» **Instructions for the task**
Repeat each line of the material below exactly as it appears, minus any pictures.

>> Begin

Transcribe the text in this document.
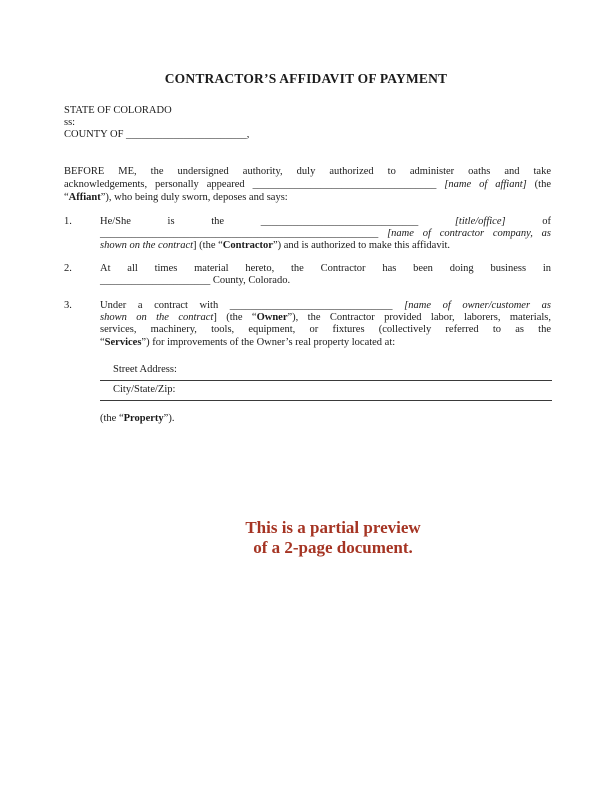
CONTRACTOR’S AFFIDAVIT OF PAYMENT
STATE OF COLORADO
ss:
COUNTY OF _______________________,
BEFORE ME, the undersigned authority, duly authorized to administer oaths and take
acknowledgements, personally appeared ___________________________________ [name of affiant] (the
“Affiant”), who being duly sworn, deposes and says:
1.	He/She is the ______________________________ [title/office] of
_____________________________________________________ [name of contractor company, as
shown on the contract] (the “Contractor”) and is authorized to make this affidavit.
2.	At all times material hereto, the Contractor has been doing business in
_____________________ County, Colorado.
3.	Under a contract with _______________________________ [name of owner/customer as
shown on the contract] (the “Owner”), the Contractor provided labor, laborers, materials,
services, machinery, tools, equipment, or fixtures (collectively referred to as the
“Services”) for improvements of the Owner’s real property located at:
Street Address:
City/State/Zip:
(the “Property”).
This is a partial preview
of a 2-page document.
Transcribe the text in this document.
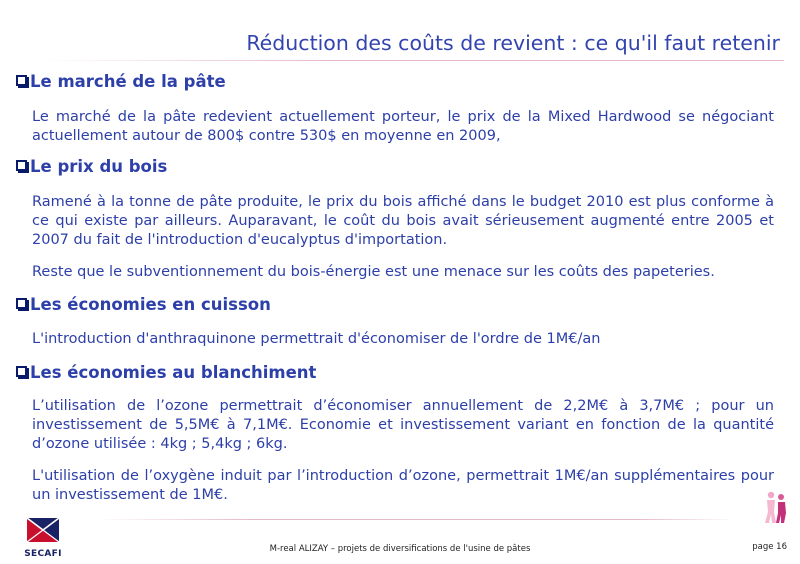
Réduction des coûts de revient : ce qu'il faut retenir
Le marché de la pâte
Le marché de la pâte redevient actuellement porteur, le prix de la Mixed Hardwood se négociant actuellement autour de 800$ contre 530$ en moyenne en 2009,
Le prix du bois
Ramené à la tonne de pâte produite, le prix du bois affiché dans le budget 2010 est plus conforme à ce qui existe par ailleurs. Auparavant, le coût du bois avait sérieusement augmenté entre 2005 et 2007 du fait de l'introduction d'eucalyptus d'importation.
Reste que le subventionnement du bois-énergie est une menace sur les coûts des papeteries.
Les économies en cuisson
L'introduction d'anthraquinone permettrait d'économiser de l'ordre de 1M€/an
Les économies au blanchiment
L’utilisation de l’ozone permettrait d’économiser annuellement de 2,2M€ à 3,7M€ ; pour un investissement de 5,5M€ à 7,1M€. Economie et investissement variant en fonction de la quantité d’ozone utilisée : 4kg ; 5,4kg ; 6kg.
L'utilisation de l’oxygène induit par l’introduction d’ozone, permettrait 1M€/an supplémentaires pour un investissement de 1M€.
SECAFI	M-real ALIZAY – projets de diversifications de l'usine de pâtes	page 16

>> End

» **Task result**
Transcribe the text in this document.
CONTRACTOR’S AFFIDAVIT OF PAYMENT
STATE OF COLORADO
ss:
COUNTY OF _______________________,
BEFORE ME, the undersigned authority, duly authorized to administer oaths and take
acknowledgements, personally appeared ___________________________________ [name of affiant] (the
“Affiant”), who being duly sworn, deposes and says:
1.	He/She is the ______________________________ [title/office] of
_____________________________________________________ [name of contractor company, as
shown on the contract] (the “Contractor”) and is authorized to make this affidavit.
2.	At all times material hereto, the Contractor has been doing business in
_____________________ County, Colorado.
3.	Under a contract with _______________________________ [name of owner/customer as
shown on the contract] (the “Owner”), the Contractor provided labor, laborers, materials,
services, machinery, tools, equipment, or fixtures (collectively referred to as the
“Services”) for improvements of the Owner’s real property located at:
Street Address:
City/State/Zip:
(the “Property”).
This is a partial preview
of a 2-page document.
Transcribe the text in this document.
Réduction des coûts de revient : ce qu'il faut retenir
Le marché de la pâte
Le marché de la pâte redevient actuellement porteur, le prix de la Mixed Hardwood se négociant actuellement autour de 800$ contre 530$ en moyenne en 2009,
Le prix du bois
Ramené à la tonne de pâte produite, le prix du bois affiché dans le budget 2010 est plus conforme à ce qui existe par ailleurs. Auparavant, le coût du bois avait sérieusement augmenté entre 2005 et 2007 du fait de l'introduction d'eucalyptus d'importation.
Reste que le subventionnement du bois-énergie est une menace sur les coûts des papeteries.
Les économies en cuisson
L'introduction d'anthraquinone permettrait d'économiser de l'ordre de 1M€/an
Les économies au blanchiment
L’utilisation de l’ozone permettrait d’économiser annuellement de 2,2M€ à 3,7M€ ; pour un investissement de 5,5M€ à 7,1M€. Economie et investissement variant en fonction de la quantité d’ozone utilisée : 4kg ; 5,4kg ; 6kg.
L'utilisation de l’oxygène induit par l’introduction d’ozone, permettrait 1M€/an supplémentaires pour un investissement de 1M€.
SECAFI	M-real ALIZAY – projets de diversifications de l'usine de pâtes	page 16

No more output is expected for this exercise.